* **Document**:
NVidia GeForce 6800 series AGP cards have proper 98SE driver support:

- GeForce 6800 Ultra would be the fastest

- Geforce 6800 GT would be the second fastest (I have them and they are OK)

These cards could roughly be compared to the X800 series in performance, but they are poorly available and may be impossible to find. There are other members in the 98SE-supported 6800 family, that generally have lower performance but may have some availability.

The latest nVidia driver (81.98) only supports AGP with 98SE. (Whether previous drivers do support PCI-E, or their release notes are incomplete, is unclear to me.)

The one exception within the 6800 series is the new 6800 GS, which has performance similar to the 6800 GT, but is so far only available as a PCI-E version and without 98SE support (you may want to check the most recent status).

iii) A safer but even slower AGP card:

NVidia GeForce 6600 GT is a safer but slower solution for 98SE:

- Performance is roughly comparable to the slowest 6800 cards, but perhaps with better working hardware video decoding support

- Proper 98SE driver support

- Good availability

- Possible issues concerning rigidity of cooling assembly

As above, the latest drivers only support AGP with 98SE.

2. The choice of MAINBOARD is less difficult but may still be tricky

I would recommend a mainboard with the VIA VT8237 southbridge because it is fairly mature and works nicely with 98SE. It supports SATA/RAID as well as USB 2.0, and all drivers are easily downloadable. See previous postings for more thoughts and info on this.

It also appears to have the benefit of being able to recognise SATA hard drives as IDE drives before installing any drivers, so you just may be able to boot 98SE from a SATA drive. However, I have not had any need to test this in practice so you should not take my word on it working in reality.

I would recommend a mainboard with an AGP graphics port to be on the safe side, in which case you would most probably have the VIA KT800 Pro northbridge.

If you decide to go for a VIA-based PCI-E mainboard, you would probably have the VIA K8T890 northbridge. Note, however, that there are two versions of this: the later one supports dual-core processors and the earlier one does not.

The concern here is that as the world turns towards PCI-E, the availability of suitable AGP mainboards is reduced. Also, VIA chipsets in general do not appear to be very popular these days and may therefore have limited availability.

* **Aim**: In the 98SE hardware text, copy the passage that starts at the words "2. The choice" and ends after "working in reality.", substituting "south bridge" for "southbridge". None of the entries after the 98SE hardware text are needed.

[Labeled box records]
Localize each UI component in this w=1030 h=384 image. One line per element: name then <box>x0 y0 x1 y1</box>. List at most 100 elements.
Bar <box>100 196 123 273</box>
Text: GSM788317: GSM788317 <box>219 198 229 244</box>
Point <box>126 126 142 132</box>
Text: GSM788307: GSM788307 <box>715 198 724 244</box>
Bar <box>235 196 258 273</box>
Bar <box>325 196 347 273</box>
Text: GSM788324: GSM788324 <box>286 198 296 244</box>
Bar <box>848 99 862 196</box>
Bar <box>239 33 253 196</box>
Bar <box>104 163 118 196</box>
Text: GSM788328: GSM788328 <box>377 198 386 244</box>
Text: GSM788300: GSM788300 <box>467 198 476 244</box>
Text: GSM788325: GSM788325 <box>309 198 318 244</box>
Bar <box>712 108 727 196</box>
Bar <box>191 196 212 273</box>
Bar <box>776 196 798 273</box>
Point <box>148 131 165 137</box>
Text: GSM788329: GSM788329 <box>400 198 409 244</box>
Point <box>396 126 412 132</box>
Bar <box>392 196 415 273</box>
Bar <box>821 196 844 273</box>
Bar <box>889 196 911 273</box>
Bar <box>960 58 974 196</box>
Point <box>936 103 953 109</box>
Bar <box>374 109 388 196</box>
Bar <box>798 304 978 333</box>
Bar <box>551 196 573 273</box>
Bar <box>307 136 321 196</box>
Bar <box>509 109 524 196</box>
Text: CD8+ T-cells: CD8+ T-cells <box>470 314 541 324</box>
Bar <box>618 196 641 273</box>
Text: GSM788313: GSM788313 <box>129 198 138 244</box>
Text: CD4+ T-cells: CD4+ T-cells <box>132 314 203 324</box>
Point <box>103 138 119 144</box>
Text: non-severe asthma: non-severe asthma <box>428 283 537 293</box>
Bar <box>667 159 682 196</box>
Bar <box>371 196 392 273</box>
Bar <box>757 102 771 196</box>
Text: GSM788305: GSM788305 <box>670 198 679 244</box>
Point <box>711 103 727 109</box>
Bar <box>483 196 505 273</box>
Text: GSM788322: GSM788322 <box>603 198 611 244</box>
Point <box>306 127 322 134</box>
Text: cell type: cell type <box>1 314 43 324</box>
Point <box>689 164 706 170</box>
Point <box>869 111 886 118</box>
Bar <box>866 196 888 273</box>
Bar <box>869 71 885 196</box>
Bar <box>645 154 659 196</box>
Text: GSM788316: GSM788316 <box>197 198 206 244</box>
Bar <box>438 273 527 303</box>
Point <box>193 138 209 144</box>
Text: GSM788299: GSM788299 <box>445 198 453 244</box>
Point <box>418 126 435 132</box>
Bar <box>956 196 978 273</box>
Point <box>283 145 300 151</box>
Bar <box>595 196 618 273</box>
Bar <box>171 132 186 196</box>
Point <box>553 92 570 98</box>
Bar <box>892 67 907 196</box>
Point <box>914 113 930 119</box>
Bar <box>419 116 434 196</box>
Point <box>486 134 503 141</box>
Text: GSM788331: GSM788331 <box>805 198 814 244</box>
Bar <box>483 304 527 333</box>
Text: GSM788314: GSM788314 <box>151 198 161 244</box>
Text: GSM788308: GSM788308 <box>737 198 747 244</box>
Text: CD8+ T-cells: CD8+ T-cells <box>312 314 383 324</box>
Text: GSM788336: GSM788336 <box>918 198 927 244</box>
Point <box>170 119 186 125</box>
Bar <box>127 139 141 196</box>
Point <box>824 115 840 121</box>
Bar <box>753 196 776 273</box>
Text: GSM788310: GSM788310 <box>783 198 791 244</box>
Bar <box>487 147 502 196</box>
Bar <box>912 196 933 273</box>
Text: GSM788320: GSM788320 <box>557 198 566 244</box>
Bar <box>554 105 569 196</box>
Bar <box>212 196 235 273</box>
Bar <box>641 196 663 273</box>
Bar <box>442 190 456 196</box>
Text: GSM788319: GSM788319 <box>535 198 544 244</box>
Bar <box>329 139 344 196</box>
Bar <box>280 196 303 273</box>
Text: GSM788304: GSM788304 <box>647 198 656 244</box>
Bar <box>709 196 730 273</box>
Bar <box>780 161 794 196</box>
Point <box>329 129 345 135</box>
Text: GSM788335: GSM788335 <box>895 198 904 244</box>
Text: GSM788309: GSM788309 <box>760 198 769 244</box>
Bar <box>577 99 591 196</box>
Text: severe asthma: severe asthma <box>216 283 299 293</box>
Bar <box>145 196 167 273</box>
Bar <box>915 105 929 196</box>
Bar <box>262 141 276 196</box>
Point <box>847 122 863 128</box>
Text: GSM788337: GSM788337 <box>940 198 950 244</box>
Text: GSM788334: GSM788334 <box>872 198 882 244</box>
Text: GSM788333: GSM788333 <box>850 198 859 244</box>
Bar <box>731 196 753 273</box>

* **Exercise output**:
2. The choice of MAINBOARD is less difficult but may still be tricky

I would recommend a mainboard with the VIA VT8237 south bridge because it is fairly mature and works nicely with 98SE. It supports SATA/RAID as well as USB 2.0, and all drivers are easily downloadable. See previous postings for more thoughts and info on this.

It also appears to have the benefit of being able to recognise SATA hard drives as IDE drives before installing any drivers, so you just may be able to boot 98SE from a SATA drive. However, I have not had any need to test this in practice so you should not take my word on it working in reality.